Exercise requirements:
Copy each line of the material below that includes the string "title".

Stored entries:
>> start
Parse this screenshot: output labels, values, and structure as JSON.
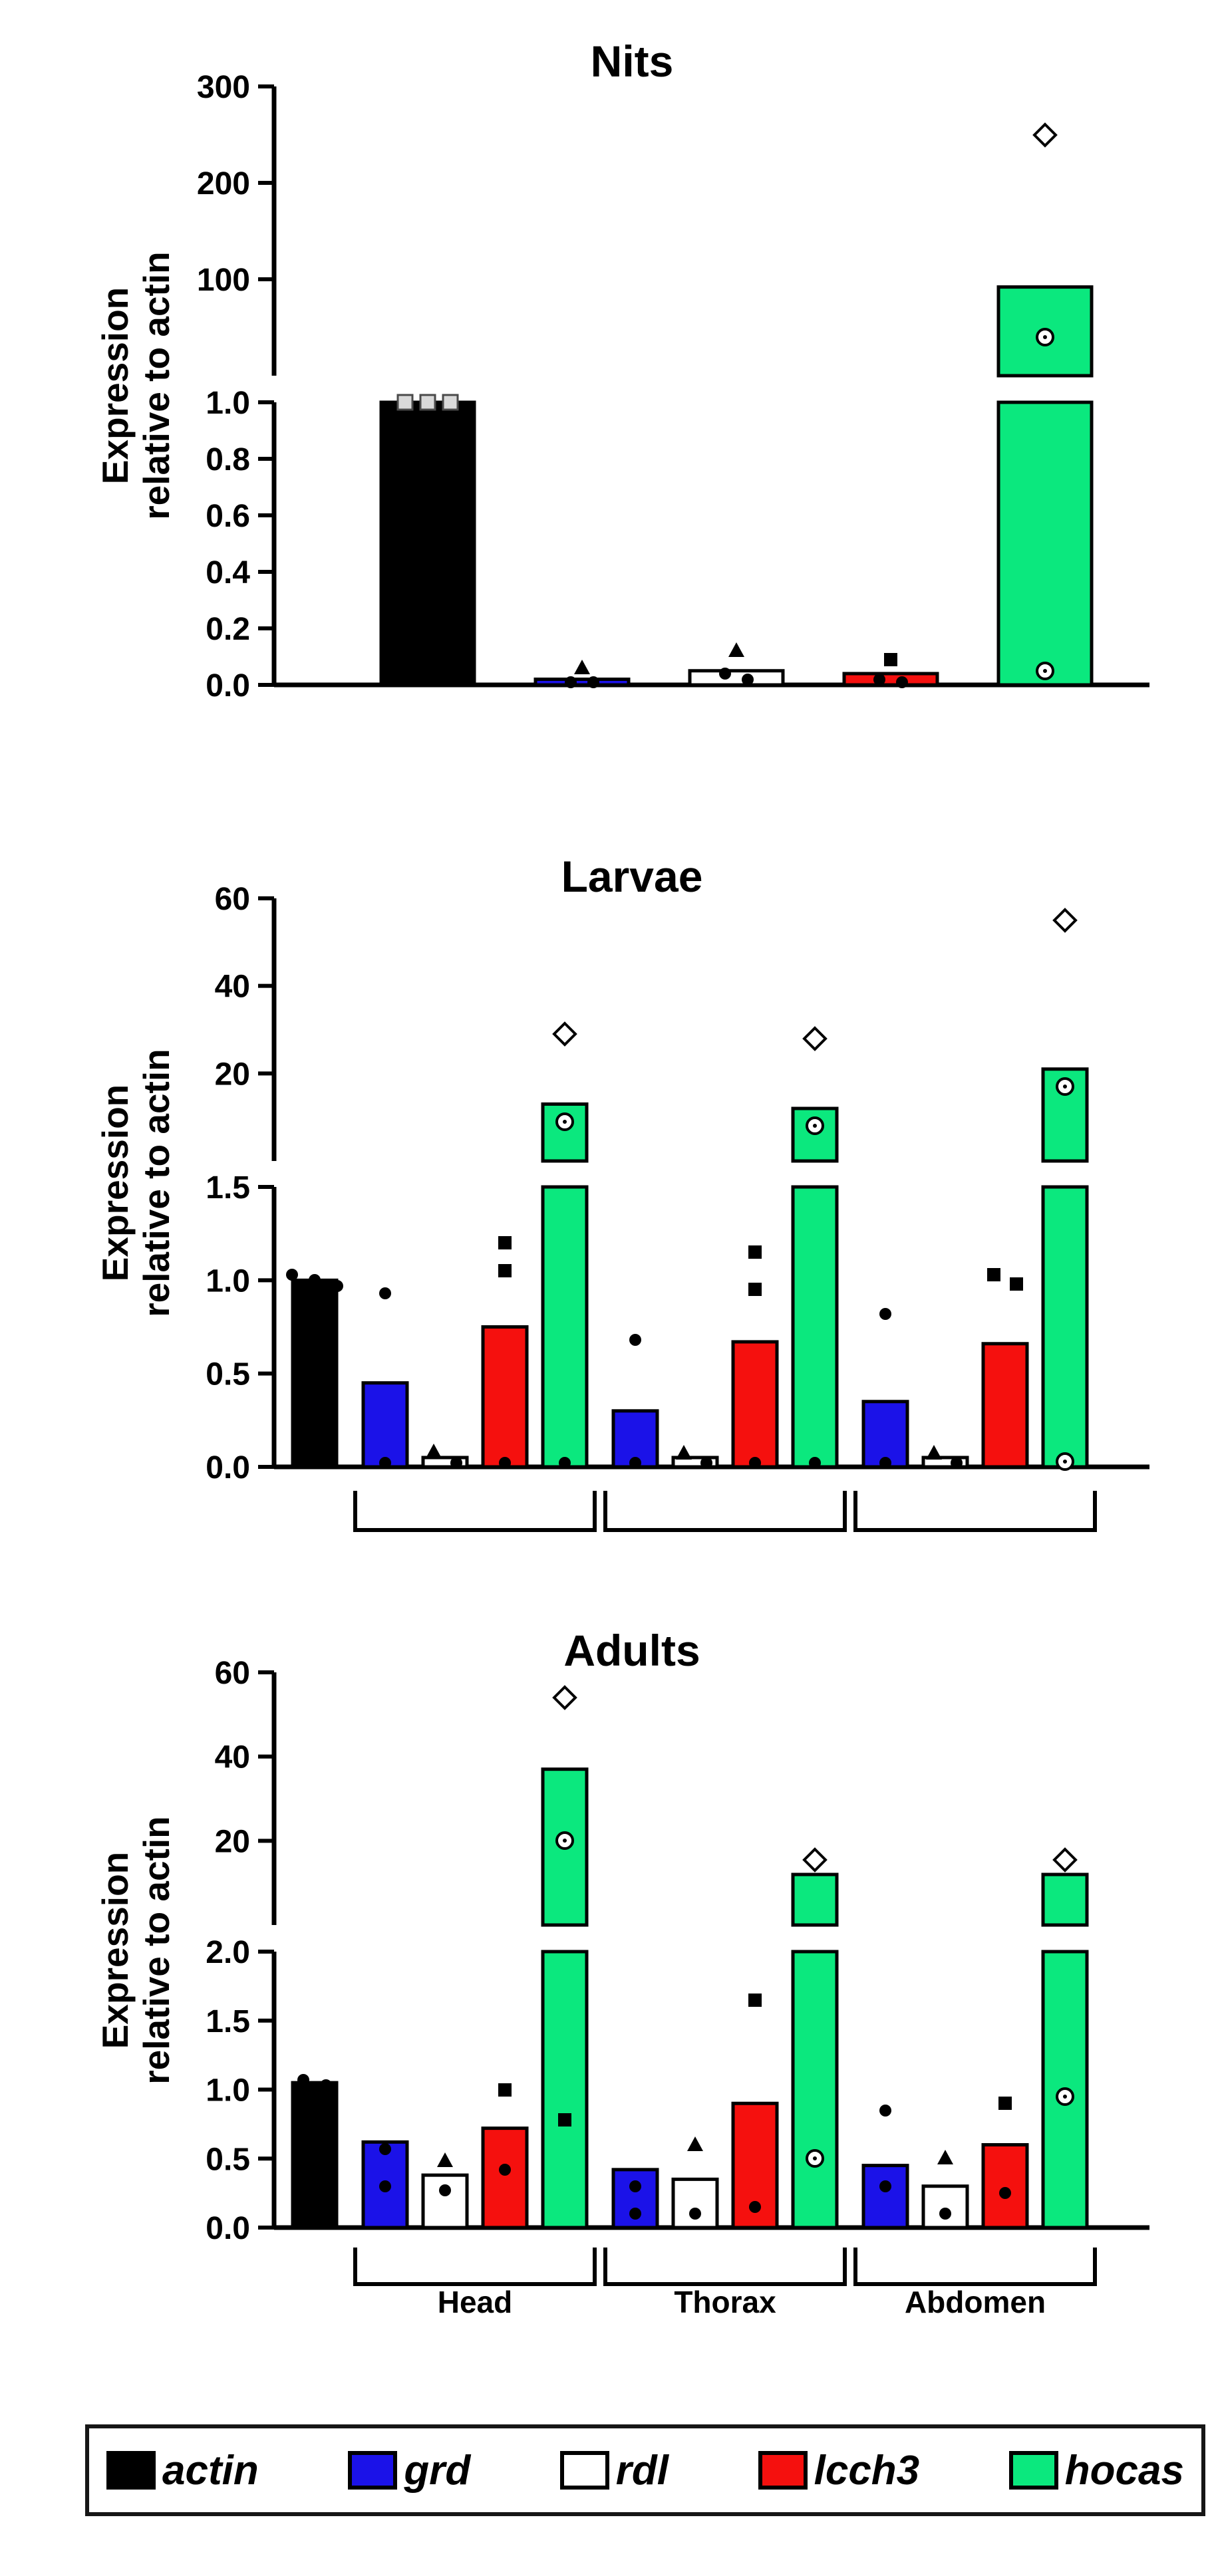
{
  "page": {
    "background": "#ffffff"
  },
  "legend": {
    "items": [
      {
        "label": "actin",
        "color": "#000000"
      },
      {
        "label": "grd",
        "color": "#1b12e8"
      },
      {
        "label": "rdl",
        "color": "#ffffff"
      },
      {
        "label": "lcch3",
        "color": "#f5100e"
      },
      {
        "label": "hocas",
        "color": "#0be87e"
      }
    ]
  },
  "chart_data": [
    {
      "type": "bar",
      "title": "Nits",
      "ylabel_line1": "Expression",
      "ylabel_line2": "relative to actin",
      "axis_break": true,
      "upper_axis": {
        "ylim": [
          0,
          300
        ],
        "ticks": [
          {
            "v": 300,
            "label": "300"
          },
          {
            "v": 200,
            "label": "200"
          },
          {
            "v": 100,
            "label": "100"
          }
        ]
      },
      "lower_axis": {
        "ylim": [
          0,
          1.0
        ],
        "ticks": [
          {
            "v": 1.0,
            "label": "1.0"
          },
          {
            "v": 0.8,
            "label": "0.8"
          },
          {
            "v": 0.6,
            "label": "0.6"
          },
          {
            "v": 0.4,
            "label": "0.4"
          },
          {
            "v": 0.2,
            "label": "0.2"
          },
          {
            "v": 0.0,
            "label": "0.0"
          }
        ]
      },
      "groups": [
        {
          "label": "",
          "bars": [
            {
              "name": "actin",
              "value": 1.0,
              "points": [
                {
                  "marker": "square-open",
                  "v": 1.0
                },
                {
                  "marker": "square-open",
                  "v": 1.0
                },
                {
                  "marker": "square-open",
                  "v": 1.0
                }
              ]
            }
          ]
        },
        {
          "label": "",
          "bars": [
            {
              "name": "grd",
              "value": 0.02,
              "points": [
                {
                  "marker": "triangle",
                  "v": 0.06
                },
                {
                  "marker": "dot",
                  "v": 0.01
                },
                {
                  "marker": "dot",
                  "v": 0.01
                }
              ]
            }
          ]
        },
        {
          "label": "",
          "bars": [
            {
              "name": "rdl",
              "value": 0.05,
              "points": [
                {
                  "marker": "triangle",
                  "v": 0.12
                },
                {
                  "marker": "dot",
                  "v": 0.04
                },
                {
                  "marker": "dot",
                  "v": 0.02
                }
              ]
            }
          ]
        },
        {
          "label": "",
          "bars": [
            {
              "name": "lcch3",
              "value": 0.04,
              "points": [
                {
                  "marker": "square",
                  "v": 0.09
                },
                {
                  "marker": "dot",
                  "v": 0.02
                },
                {
                  "marker": "dot",
                  "v": 0.01
                }
              ]
            }
          ]
        },
        {
          "label": "",
          "bars": [
            {
              "name": "hocas",
              "value": 92,
              "points": [
                {
                  "marker": "diamond-open",
                  "v": 250
                },
                {
                  "marker": "circle-open",
                  "v": 40
                },
                {
                  "marker": "circle-open",
                  "v": 0.05
                }
              ]
            }
          ]
        }
      ]
    },
    {
      "type": "bar",
      "title": "Larvae",
      "ylabel_line1": "Expression",
      "ylabel_line2": "relative to actin",
      "axis_break": true,
      "upper_axis": {
        "ylim": [
          0,
          60
        ],
        "ticks": [
          {
            "v": 60,
            "label": "60"
          },
          {
            "v": 40,
            "label": "40"
          },
          {
            "v": 20,
            "label": "20"
          }
        ]
      },
      "lower_axis": {
        "ylim": [
          0,
          1.5
        ],
        "ticks": [
          {
            "v": 1.5,
            "label": "1.5"
          },
          {
            "v": 1.0,
            "label": "1.0"
          },
          {
            "v": 0.5,
            "label": "0.5"
          },
          {
            "v": 0.0,
            "label": "0.0"
          }
        ]
      },
      "groups": [
        {
          "label": "",
          "bars": [
            {
              "name": "actin",
              "value": 1.0,
              "points": [
                {
                  "marker": "dot",
                  "v": 1.03
                },
                {
                  "marker": "dot",
                  "v": 1.0
                },
                {
                  "marker": "dot",
                  "v": 0.97
                }
              ]
            }
          ]
        },
        {
          "label": "",
          "bars": [
            {
              "name": "grd",
              "value": 0.45,
              "points": [
                {
                  "marker": "dot",
                  "v": 0.93
                },
                {
                  "marker": "dot",
                  "v": 0.02
                }
              ]
            },
            {
              "name": "rdl",
              "value": 0.05,
              "points": [
                {
                  "marker": "triangle",
                  "v": 0.08
                },
                {
                  "marker": "dot",
                  "v": 0.02
                }
              ]
            },
            {
              "name": "lcch3",
              "value": 0.75,
              "points": [
                {
                  "marker": "square",
                  "v": 1.2
                },
                {
                  "marker": "square",
                  "v": 1.05
                },
                {
                  "marker": "dot",
                  "v": 0.02
                }
              ]
            },
            {
              "name": "hocas",
              "value": 13,
              "points": [
                {
                  "marker": "diamond-open",
                  "v": 29
                },
                {
                  "marker": "circle-open",
                  "v": 9
                },
                {
                  "marker": "dot",
                  "v": 0.02
                }
              ]
            }
          ]
        },
        {
          "label": "",
          "bars": [
            {
              "name": "grd",
              "value": 0.3,
              "points": [
                {
                  "marker": "dot",
                  "v": 0.68
                },
                {
                  "marker": "dot",
                  "v": 0.02
                }
              ]
            },
            {
              "name": "rdl",
              "value": 0.05,
              "points": [
                {
                  "marker": "triangle",
                  "v": 0.07
                },
                {
                  "marker": "dot",
                  "v": 0.02
                }
              ]
            },
            {
              "name": "lcch3",
              "value": 0.67,
              "points": [
                {
                  "marker": "square",
                  "v": 1.15
                },
                {
                  "marker": "square",
                  "v": 0.95
                },
                {
                  "marker": "dot",
                  "v": 0.02
                }
              ]
            },
            {
              "name": "hocas",
              "value": 12,
              "points": [
                {
                  "marker": "diamond-open",
                  "v": 28
                },
                {
                  "marker": "circle-open",
                  "v": 8
                },
                {
                  "marker": "dot",
                  "v": 0.02
                }
              ]
            }
          ]
        },
        {
          "label": "",
          "bars": [
            {
              "name": "grd",
              "value": 0.35,
              "points": [
                {
                  "marker": "dot",
                  "v": 0.82
                },
                {
                  "marker": "dot",
                  "v": 0.02
                }
              ]
            },
            {
              "name": "rdl",
              "value": 0.05,
              "points": [
                {
                  "marker": "triangle",
                  "v": 0.07
                },
                {
                  "marker": "dot",
                  "v": 0.02
                }
              ]
            },
            {
              "name": "lcch3",
              "value": 0.66,
              "points": [
                {
                  "marker": "square",
                  "v": 1.03
                },
                {
                  "marker": "square",
                  "v": 0.98
                }
              ]
            },
            {
              "name": "hocas",
              "value": 21,
              "points": [
                {
                  "marker": "diamond-open",
                  "v": 55
                },
                {
                  "marker": "circle-open",
                  "v": 17
                },
                {
                  "marker": "circle-open",
                  "v": 0.03
                }
              ]
            }
          ]
        }
      ]
    },
    {
      "type": "bar",
      "title": "Adults",
      "ylabel_line1": "Expression",
      "ylabel_line2": "relative to actin",
      "axis_break": true,
      "upper_axis": {
        "ylim": [
          0,
          60
        ],
        "ticks": [
          {
            "v": 60,
            "label": "60"
          },
          {
            "v": 40,
            "label": "40"
          },
          {
            "v": 20,
            "label": "20"
          }
        ]
      },
      "lower_axis": {
        "ylim": [
          0,
          2.0
        ],
        "ticks": [
          {
            "v": 2.0,
            "label": "2.0"
          },
          {
            "v": 1.5,
            "label": "1.5"
          },
          {
            "v": 1.0,
            "label": "1.0"
          },
          {
            "v": 0.5,
            "label": "0.5"
          },
          {
            "v": 0.0,
            "label": "0.0"
          }
        ]
      },
      "groups": [
        {
          "label": "",
          "bars": [
            {
              "name": "actin",
              "value": 1.05,
              "points": [
                {
                  "marker": "dot",
                  "v": 1.07
                },
                {
                  "marker": "dot",
                  "v": 1.03
                }
              ]
            }
          ]
        },
        {
          "label": "Head",
          "bars": [
            {
              "name": "grd",
              "value": 0.62,
              "points": [
                {
                  "marker": "dot",
                  "v": 0.57
                },
                {
                  "marker": "dot",
                  "v": 0.3
                }
              ]
            },
            {
              "name": "rdl",
              "value": 0.38,
              "points": [
                {
                  "marker": "triangle",
                  "v": 0.48
                },
                {
                  "marker": "dot",
                  "v": 0.27
                }
              ]
            },
            {
              "name": "lcch3",
              "value": 0.72,
              "points": [
                {
                  "marker": "square",
                  "v": 1.0
                },
                {
                  "marker": "dot",
                  "v": 0.42
                }
              ]
            },
            {
              "name": "hocas",
              "value": 37,
              "points": [
                {
                  "marker": "diamond-open",
                  "v": 54
                },
                {
                  "marker": "circle-open",
                  "v": 20
                },
                {
                  "marker": "square",
                  "v": 0.78
                }
              ]
            }
          ]
        },
        {
          "label": "Thorax",
          "bars": [
            {
              "name": "grd",
              "value": 0.42,
              "points": [
                {
                  "marker": "dot",
                  "v": 0.3
                },
                {
                  "marker": "dot",
                  "v": 0.1
                }
              ]
            },
            {
              "name": "rdl",
              "value": 0.35,
              "points": [
                {
                  "marker": "triangle",
                  "v": 0.6
                },
                {
                  "marker": "dot",
                  "v": 0.1
                }
              ]
            },
            {
              "name": "lcch3",
              "value": 0.9,
              "points": [
                {
                  "marker": "square",
                  "v": 1.65
                },
                {
                  "marker": "dot",
                  "v": 0.15
                }
              ]
            },
            {
              "name": "hocas",
              "value": 12,
              "points": [
                {
                  "marker": "diamond-open",
                  "v": 15.5
                },
                {
                  "marker": "circle-open",
                  "v": 0.5
                }
              ]
            }
          ]
        },
        {
          "label": "Abdomen",
          "bars": [
            {
              "name": "grd",
              "value": 0.45,
              "points": [
                {
                  "marker": "dot",
                  "v": 0.85
                },
                {
                  "marker": "dot",
                  "v": 0.3
                }
              ]
            },
            {
              "name": "rdl",
              "value": 0.3,
              "points": [
                {
                  "marker": "triangle",
                  "v": 0.5
                },
                {
                  "marker": "dot",
                  "v": 0.1
                }
              ]
            },
            {
              "name": "lcch3",
              "value": 0.6,
              "points": [
                {
                  "marker": "square",
                  "v": 0.9
                },
                {
                  "marker": "dot",
                  "v": 0.25
                }
              ]
            },
            {
              "name": "hocas",
              "value": 12,
              "points": [
                {
                  "marker": "diamond-open",
                  "v": 15.5
                },
                {
                  "marker": "circle-open",
                  "v": 0.95
                }
              ]
            }
          ]
        }
      ]
    }
  ]
}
>> end
Correct answer:
      "title": "Nits",
      "title": "Larvae",
      "title": "Adults",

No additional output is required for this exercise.